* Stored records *
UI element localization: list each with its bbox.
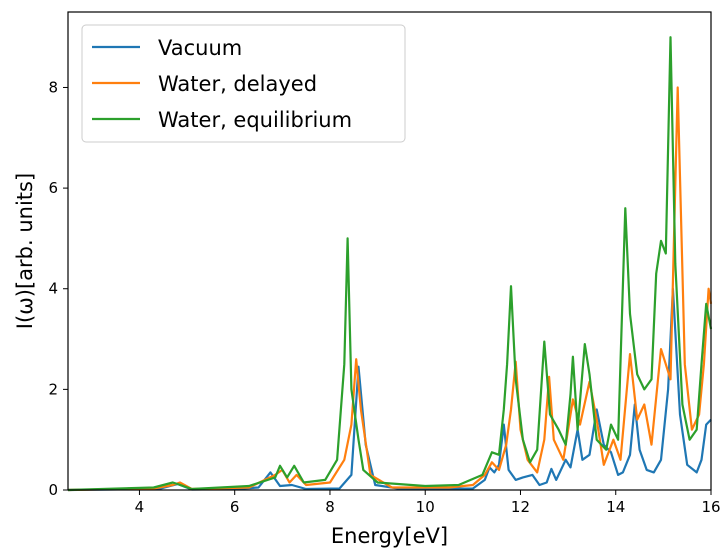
series-layer	[67, 36, 713, 492]
legend: Vacuum Water, delayed Water, equilibrium	[81, 24, 406, 143]
series-line-3	[67, 36, 713, 492]
x-axis-label: Energy[eV]	[331, 524, 448, 548]
legend-label-3: Water, equilibrium	[158, 108, 352, 132]
y-tick-label: 4	[48, 280, 58, 298]
x-tick-label: 14	[606, 498, 625, 516]
x-tick-label: 6	[230, 498, 240, 516]
x-tick-label: 16	[701, 498, 720, 516]
y-tick-label: 8	[48, 78, 58, 96]
x-tick-label: 4	[135, 498, 145, 516]
legend-label-1: Vacuum	[158, 36, 242, 60]
x-tick-label: 12	[511, 498, 530, 516]
series-line-1	[67, 287, 712, 492]
legend-label-2: Water, delayed	[158, 72, 317, 96]
legend-box	[81, 24, 406, 143]
x-axis-ticks: 4 6 8 10 12 14 16	[135, 490, 721, 516]
x-tick-label: 10	[416, 498, 435, 516]
y-tick-label: 2	[48, 380, 58, 398]
y-axis-label: I(ω)[arb. units]	[13, 173, 37, 329]
y-axis-ticks: 0 2 4 6 8	[48, 78, 68, 499]
x-tick-label: 8	[325, 498, 335, 516]
y-tick-label: 6	[48, 179, 58, 197]
plot-frame	[67, 11, 712, 491]
y-tick-label: 0	[48, 481, 58, 499]
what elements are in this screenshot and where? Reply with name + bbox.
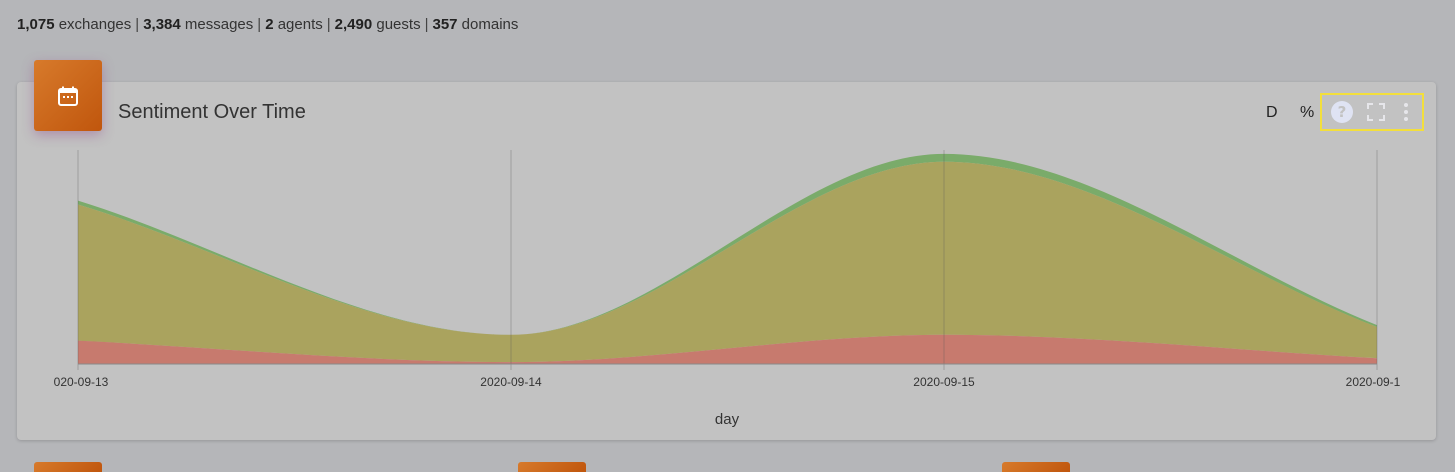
help-icon[interactable]: ? [1330,100,1354,124]
stat-value-guests: 2,490 [334,16,373,33]
area-series-2 [78,153,1377,335]
calendar-icon-badge [34,60,102,131]
day-toggle[interactable]: D [1266,104,1278,121]
stats-separator: | [424,16,429,33]
stat-value-agents: 2 [265,16,274,33]
stats-separator: | [257,16,262,33]
stats-separator: | [326,16,331,33]
svg-text:?: ? [1338,103,1347,121]
next-card-tab-2 [518,462,586,472]
x-axis-label: day [715,411,740,428]
more-vert-icon[interactable] [1400,101,1412,123]
x-tick-label: 2020-09-15 [913,375,975,389]
x-tick-label: 2020-09-14 [480,375,542,389]
area-series-1 [78,161,1377,363]
stat-value-exchanges: 1,075 [17,16,55,33]
calendar-icon [58,86,78,106]
stat-label-agents: agents [273,16,323,33]
fullscreen-icon[interactable] [1366,102,1386,122]
stats-bar: 1,075 exchanges | 3,384 messages | 2 agents |… [17,16,518,33]
chart-toolbar: ? [1320,93,1424,131]
area-series-0 [78,334,1377,364]
next-card-tab-3 [1002,462,1070,472]
stat-label-messages: messages [180,16,254,33]
stat-label-domains: domains [457,16,519,33]
next-card-tab-1 [34,462,102,472]
stat-value-messages: 3,384 [143,16,181,33]
stat-label-guests: guests [372,16,421,33]
stats-separator: | [135,16,140,33]
x-tick-label: 020-09-13 [54,375,109,389]
stat-value-domains: 357 [432,16,458,33]
percent-toggle[interactable]: % [1300,104,1315,121]
stat-label-exchanges: exchanges [54,16,132,33]
card-title: Sentiment Over Time [118,101,306,123]
x-tick-label: 2020-09-1 [1346,375,1401,389]
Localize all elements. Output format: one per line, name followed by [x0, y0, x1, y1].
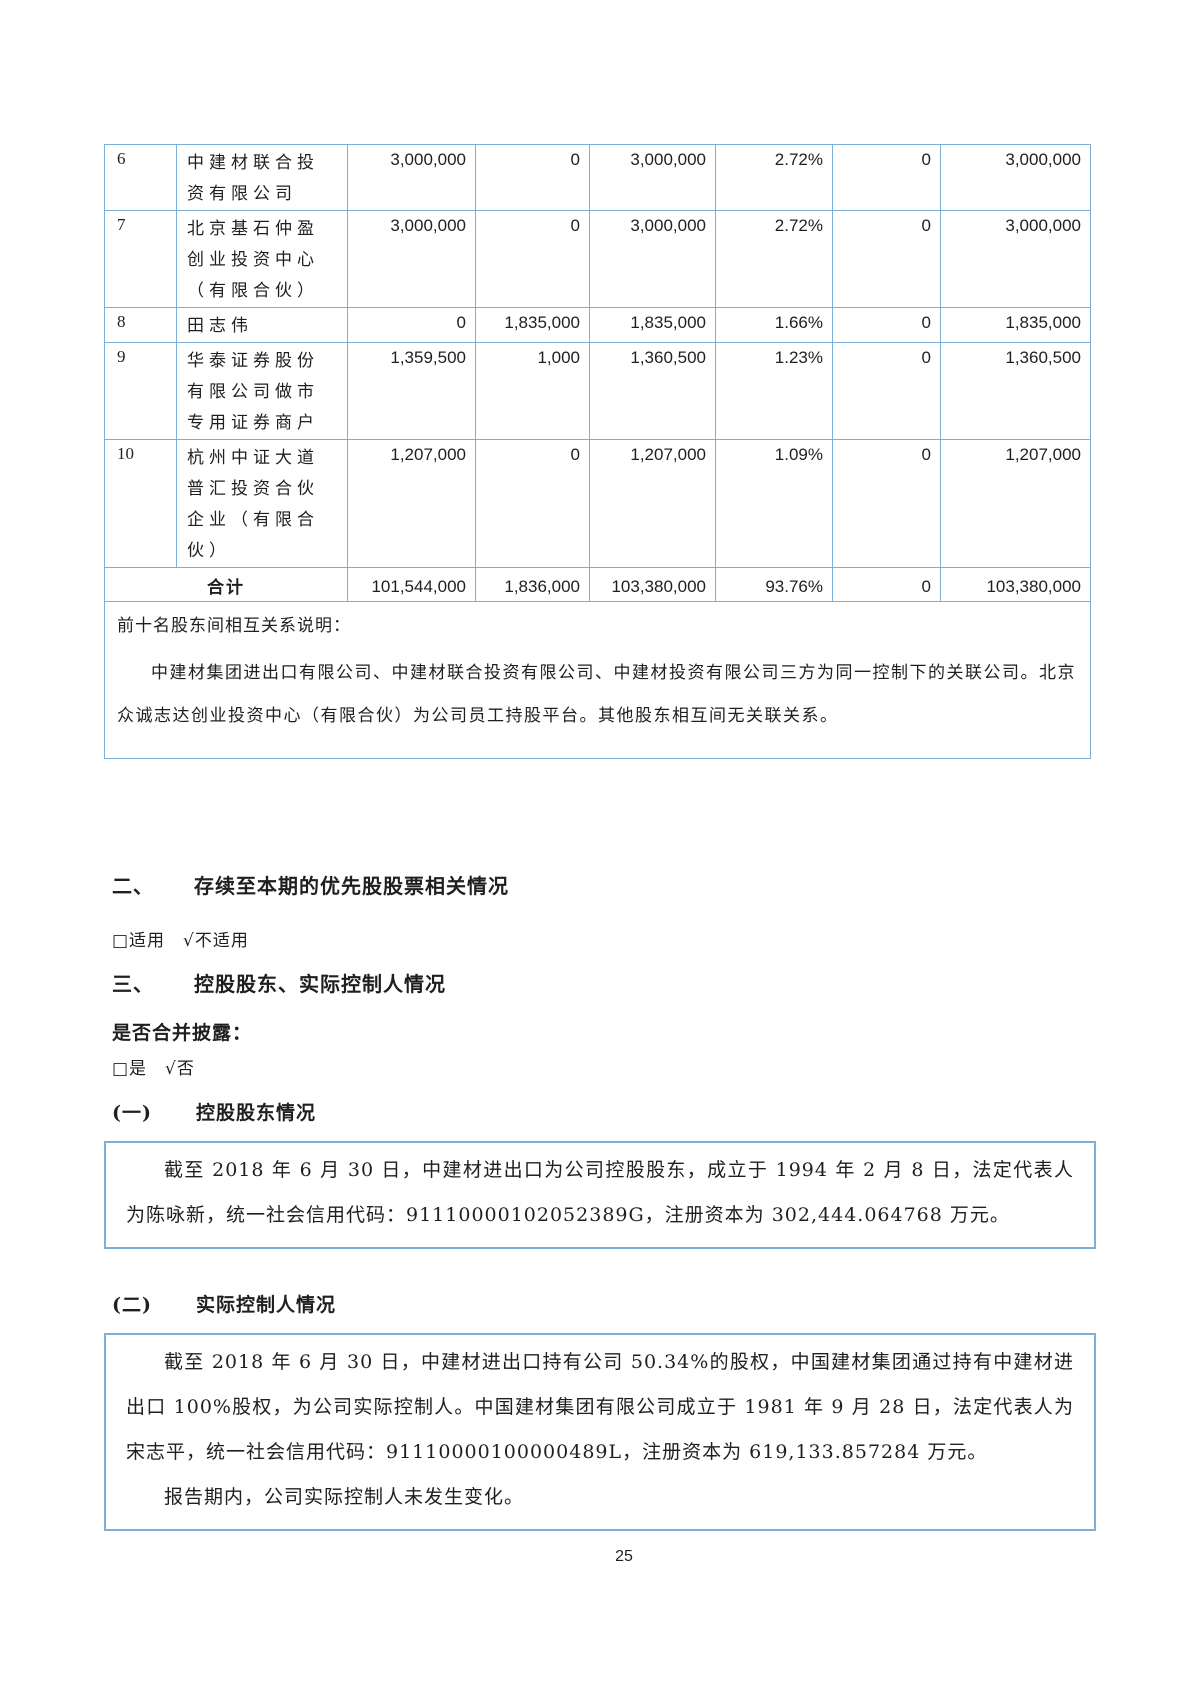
- cell-value: 1,835,000: [589, 307, 716, 343]
- row-index: 8: [104, 307, 177, 343]
- cell-value: 2.72%: [715, 210, 833, 308]
- shareholder-name: 华泰证券股份 有限公司做市 专用证券商户: [176, 342, 348, 440]
- subsection-title: 实际控制人情况: [196, 1294, 337, 1316]
- table-row: 9 华泰证券股份 有限公司做市 专用证券商户 1,359,500 1,000 1…: [104, 342, 1091, 440]
- cell-value: 3,000,000: [347, 144, 476, 211]
- applicable-checkbox-line: □适用 √不适用: [112, 931, 249, 951]
- subsection-number: (二): [112, 1294, 152, 1316]
- cell-value: 1.09%: [715, 439, 833, 568]
- cell-value: 0: [475, 144, 590, 211]
- top-shareholders-table: 6 中建材联合投 资有限公司 3,000,000 0 3,000,000 2.7…: [104, 144, 1091, 759]
- shareholder-name: 中建材联合投 资有限公司: [176, 144, 348, 211]
- cell-value: 0: [475, 210, 590, 308]
- total-value: 93.76%: [715, 567, 833, 602]
- cell-value: 2.72%: [715, 144, 833, 211]
- controlling-shareholder-box: 截至 2018 年 6 月 30 日，中建材进出口为公司控股股东，成立于 199…: [104, 1141, 1096, 1249]
- cell-value: 3,000,000: [940, 144, 1091, 211]
- section-3-heading: 三、 控股股东、实际控制人情况: [112, 968, 446, 997]
- cell-value: 1,207,000: [347, 439, 476, 568]
- page-number: 25: [615, 1548, 633, 1565]
- row-index: 9: [104, 342, 177, 440]
- total-label: 合计: [104, 567, 348, 602]
- cell-value: 1,000: [475, 342, 590, 440]
- total-value: 103,380,000: [589, 567, 716, 602]
- cell-value: 1,207,000: [589, 439, 716, 568]
- subsection-title: 控股股东情况: [196, 1102, 317, 1124]
- cell-value: 1.66%: [715, 307, 833, 343]
- note-title: 前十名股东间相互关系说明：: [117, 616, 351, 636]
- cell-value: 3,000,000: [347, 210, 476, 308]
- total-value: 101,544,000: [347, 567, 476, 602]
- shareholder-name: 杭州中证大道 普汇投资合伙 企业（有限合 伙）: [176, 439, 348, 568]
- cell-value: 3,000,000: [589, 210, 716, 308]
- table-row: 6 中建材联合投 资有限公司 3,000,000 0 3,000,000 2.7…: [104, 144, 1091, 211]
- subsection-number: (一): [112, 1102, 152, 1124]
- note-body: 中建材集团进出口有限公司、中建材联合投资有限公司、中建材投资有限公司三方为同一控…: [117, 663, 1076, 726]
- cell-value: 0: [832, 307, 941, 343]
- cell-value: 0: [347, 307, 476, 343]
- section-title: 控股股东、实际控制人情况: [194, 972, 446, 996]
- cell-value: 3,000,000: [940, 210, 1091, 308]
- actual-controller-change-text: 报告期内，公司实际控制人未发生变化。: [164, 1486, 525, 1508]
- merge-disclosure-label: 是否合并披露：: [112, 1022, 253, 1044]
- shareholder-relationship-note: 前十名股东间相互关系说明： 中建材集团进出口有限公司、中建材联合投资有限公司、中…: [104, 601, 1091, 759]
- cell-value: 1,835,000: [940, 307, 1091, 343]
- cell-value: 0: [475, 439, 590, 568]
- cell-value: 0: [832, 210, 941, 308]
- row-index: 10: [104, 439, 177, 568]
- shareholder-name: 北京基石仲盈 创业投资中心 （有限合伙）: [176, 210, 348, 308]
- actual-controller-text: 截至 2018 年 6 月 30 日，中建材进出口持有公司 50.34%的股权，…: [126, 1351, 1074, 1463]
- section-number: 三、: [112, 972, 154, 996]
- cell-value: 3,000,000: [589, 144, 716, 211]
- section-number: 二、: [112, 874, 154, 898]
- cell-value: 1,360,500: [589, 342, 716, 440]
- cell-value: 1,207,000: [940, 439, 1091, 568]
- table-row: 8 田志伟 0 1,835,000 1,835,000 1.66% 0 1,83…: [104, 307, 1091, 343]
- table-row: 10 杭州中证大道 普汇投资合伙 企业（有限合 伙） 1,207,000 0 1…: [104, 439, 1091, 568]
- cell-value: 0: [832, 144, 941, 211]
- table-row: 7 北京基石仲盈 创业投资中心 （有限合伙） 3,000,000 0 3,000…: [104, 210, 1091, 308]
- subsection-2-heading: (二) 实际控制人情况: [112, 1290, 336, 1317]
- cell-value: 0: [832, 342, 941, 440]
- cell-value: 0: [832, 439, 941, 568]
- actual-controller-box: 截至 2018 年 6 月 30 日，中建材进出口持有公司 50.34%的股权，…: [104, 1333, 1096, 1531]
- table-total-row: 合计 101,544,000 1,836,000 103,380,000 93.…: [104, 567, 1091, 602]
- section-2-heading: 二、 存续至本期的优先股股票相关情况: [112, 870, 509, 899]
- row-index: 7: [104, 210, 177, 308]
- total-value: 1,836,000: [475, 567, 590, 602]
- cell-value: 1,360,500: [940, 342, 1091, 440]
- cell-value: 1,835,000: [475, 307, 590, 343]
- section-title: 存续至本期的优先股股票相关情况: [194, 874, 509, 898]
- controlling-shareholder-text: 截至 2018 年 6 月 30 日，中建材进出口为公司控股股东，成立于 199…: [126, 1159, 1074, 1226]
- subsection-1-heading: (一) 控股股东情况: [112, 1098, 316, 1125]
- table-notes-row: 前十名股东间相互关系说明： 中建材集团进出口有限公司、中建材联合投资有限公司、中…: [104, 601, 1091, 759]
- total-value: 0: [832, 567, 941, 602]
- total-value: 103,380,000: [940, 567, 1091, 602]
- cell-value: 1.23%: [715, 342, 833, 440]
- yes-no-checkbox-line: □是 √否: [112, 1059, 195, 1079]
- row-index: 6: [104, 144, 177, 211]
- shareholder-name: 田志伟: [176, 307, 348, 343]
- cell-value: 1,359,500: [347, 342, 476, 440]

* TASK OBJECTIVE *
Write out, exactly as they appear above, the lines of the listing from the one containing "help-icon[interactable]: ? [1330,100,1354,124]" through the one containing "next-card-tab-3 [1002,462,1070,472]".

* EXERCISE OUTPUT *
help-icon[interactable]: ? [1330,100,1354,124]
stat-value-guests: 2,490 [334,16,373,33]
area-series-2 [78,153,1377,335]
calendar-icon-badge [34,60,102,131]
day-toggle[interactable]: D [1266,104,1278,121]
stats-separator: | [424,16,429,33]
stat-value-agents: 2 [265,16,274,33]
stats-separator: | [257,16,262,33]
stats-separator: | [326,16,331,33]
svg-text:?: ? [1338,103,1347,121]
next-card-tab-2 [518,462,586,472]
x-axis-label: day [715,411,740,428]
more-vert-icon[interactable] [1400,101,1412,123]
x-tick-label: 2020-09-15 [913,375,975,389]
x-tick-label: 2020-09-14 [480,375,542,389]
area-series-1 [78,161,1377,363]
stat-value-exchanges: 1,075 [17,16,55,33]
calendar-icon [58,86,78,106]
stat-label-agents: agents [273,16,323,33]
fullscreen-icon[interactable] [1366,102,1386,122]
stats-bar: 1,075 exchanges | 3,384 messages | 2 agents |… [17,16,518,33]
chart-toolbar: ? [1320,93,1424,131]
area-series-0 [78,334,1377,364]
next-card-tab-3 [1002,462,1070,472]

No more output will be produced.